** BEGIN GIVEN ENTRIES **

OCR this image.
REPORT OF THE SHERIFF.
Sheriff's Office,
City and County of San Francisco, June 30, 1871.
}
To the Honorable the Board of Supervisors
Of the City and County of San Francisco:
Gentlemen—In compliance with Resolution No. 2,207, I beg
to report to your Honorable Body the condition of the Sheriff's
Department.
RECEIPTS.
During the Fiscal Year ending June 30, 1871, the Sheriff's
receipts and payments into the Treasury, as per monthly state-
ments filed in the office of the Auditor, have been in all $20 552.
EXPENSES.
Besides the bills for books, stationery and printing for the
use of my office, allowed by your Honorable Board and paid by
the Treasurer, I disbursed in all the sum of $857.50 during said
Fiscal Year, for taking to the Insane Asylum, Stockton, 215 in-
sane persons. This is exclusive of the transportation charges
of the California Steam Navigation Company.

** END GIVEN ENTRIES **

SET PROBLEM: Print again each line of the listing above, exactly as it appears.

TASK ANSWER:
OCR this image.
REPORT OF THE SHERIFF.
Sheriff's Office,
City and County of San Francisco, June 30, 1871.
}
To the Honorable the Board of Supervisors
Of the City and County of San Francisco:
Gentlemen—In compliance with Resolution No. 2,207, I beg
to report to your Honorable Body the condition of the Sheriff's
Department.
RECEIPTS.
During the Fiscal Year ending June 30, 1871, the Sheriff's
receipts and payments into the Treasury, as per monthly state-
ments filed in the office of the Auditor, have been in all $20 552.
EXPENSES.
Besides the bills for books, stationery and printing for the
use of my office, allowed by your Honorable Board and paid by
the Treasurer, I disbursed in all the sum of $857.50 during said
Fiscal Year, for taking to the Insane Asylum, Stockton, 215 in-
sane persons. This is exclusive of the transportation charges
of the California Steam Navigation Company.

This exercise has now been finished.